# RECORDS TO USE
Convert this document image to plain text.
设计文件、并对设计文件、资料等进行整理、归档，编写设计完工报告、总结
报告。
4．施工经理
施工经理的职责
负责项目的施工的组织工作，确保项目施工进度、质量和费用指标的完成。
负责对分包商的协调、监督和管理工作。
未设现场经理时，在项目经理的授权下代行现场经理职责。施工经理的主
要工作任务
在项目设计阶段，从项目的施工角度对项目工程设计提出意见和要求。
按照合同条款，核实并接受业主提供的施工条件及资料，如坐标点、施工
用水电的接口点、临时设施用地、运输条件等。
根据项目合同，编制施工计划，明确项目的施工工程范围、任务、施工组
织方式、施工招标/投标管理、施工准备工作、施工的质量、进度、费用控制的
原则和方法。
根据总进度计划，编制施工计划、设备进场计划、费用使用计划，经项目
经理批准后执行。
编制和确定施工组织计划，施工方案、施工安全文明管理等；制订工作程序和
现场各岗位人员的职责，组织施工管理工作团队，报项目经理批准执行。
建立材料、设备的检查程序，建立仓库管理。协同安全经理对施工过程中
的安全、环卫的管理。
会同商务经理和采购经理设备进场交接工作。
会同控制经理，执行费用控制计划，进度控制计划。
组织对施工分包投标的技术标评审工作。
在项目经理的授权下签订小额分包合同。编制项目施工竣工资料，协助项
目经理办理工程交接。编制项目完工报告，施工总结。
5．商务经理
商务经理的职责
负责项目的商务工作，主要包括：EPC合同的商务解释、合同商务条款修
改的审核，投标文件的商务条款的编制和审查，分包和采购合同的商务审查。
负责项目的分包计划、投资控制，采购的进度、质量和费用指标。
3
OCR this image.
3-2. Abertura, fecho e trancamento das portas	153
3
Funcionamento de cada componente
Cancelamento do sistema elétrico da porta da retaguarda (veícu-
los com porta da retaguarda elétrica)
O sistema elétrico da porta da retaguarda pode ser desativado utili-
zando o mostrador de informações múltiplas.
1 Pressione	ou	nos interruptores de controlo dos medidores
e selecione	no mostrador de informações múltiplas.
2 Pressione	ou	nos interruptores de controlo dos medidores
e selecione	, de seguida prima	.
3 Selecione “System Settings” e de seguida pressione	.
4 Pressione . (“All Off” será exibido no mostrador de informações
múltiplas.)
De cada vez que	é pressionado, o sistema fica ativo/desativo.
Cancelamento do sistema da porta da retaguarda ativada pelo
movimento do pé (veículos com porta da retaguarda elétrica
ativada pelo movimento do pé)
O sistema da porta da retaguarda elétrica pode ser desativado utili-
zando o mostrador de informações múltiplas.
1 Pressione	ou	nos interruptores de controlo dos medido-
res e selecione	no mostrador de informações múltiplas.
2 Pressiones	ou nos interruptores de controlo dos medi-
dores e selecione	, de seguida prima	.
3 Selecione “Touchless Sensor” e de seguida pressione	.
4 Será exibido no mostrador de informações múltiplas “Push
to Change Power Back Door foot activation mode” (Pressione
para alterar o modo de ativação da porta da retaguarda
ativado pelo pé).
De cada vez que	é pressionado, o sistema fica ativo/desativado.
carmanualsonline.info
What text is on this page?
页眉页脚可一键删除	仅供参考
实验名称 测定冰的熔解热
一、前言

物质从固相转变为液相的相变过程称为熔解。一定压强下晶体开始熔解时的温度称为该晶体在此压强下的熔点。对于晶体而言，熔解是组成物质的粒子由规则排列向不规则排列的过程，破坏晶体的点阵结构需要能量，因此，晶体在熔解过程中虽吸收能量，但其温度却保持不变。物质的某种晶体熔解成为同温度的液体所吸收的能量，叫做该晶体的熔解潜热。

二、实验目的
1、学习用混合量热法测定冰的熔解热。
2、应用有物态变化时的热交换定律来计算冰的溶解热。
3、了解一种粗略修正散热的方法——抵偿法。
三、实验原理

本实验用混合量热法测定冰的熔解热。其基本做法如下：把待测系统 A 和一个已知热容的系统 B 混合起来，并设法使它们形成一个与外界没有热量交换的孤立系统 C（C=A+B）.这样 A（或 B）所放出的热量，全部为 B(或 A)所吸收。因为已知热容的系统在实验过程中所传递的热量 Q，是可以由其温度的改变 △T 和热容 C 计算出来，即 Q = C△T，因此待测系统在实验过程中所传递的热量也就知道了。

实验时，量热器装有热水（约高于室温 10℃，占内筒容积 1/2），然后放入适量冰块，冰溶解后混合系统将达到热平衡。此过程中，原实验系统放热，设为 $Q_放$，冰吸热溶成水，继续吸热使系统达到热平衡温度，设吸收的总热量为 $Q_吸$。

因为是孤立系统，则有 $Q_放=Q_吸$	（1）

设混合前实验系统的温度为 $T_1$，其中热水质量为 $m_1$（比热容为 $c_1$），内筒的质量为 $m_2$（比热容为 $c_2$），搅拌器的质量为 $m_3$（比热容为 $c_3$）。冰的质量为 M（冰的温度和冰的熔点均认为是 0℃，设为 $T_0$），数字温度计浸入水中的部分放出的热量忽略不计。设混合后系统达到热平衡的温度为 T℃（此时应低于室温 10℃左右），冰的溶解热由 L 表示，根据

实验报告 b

# TO DO
Report each line in the preceding entries that holds the string "medidores".

# THE SOLUTION
1 Pressione	ou	nos interruptores de controlo dos medidores
2 Pressione	ou	nos interruptores de controlo dos medidores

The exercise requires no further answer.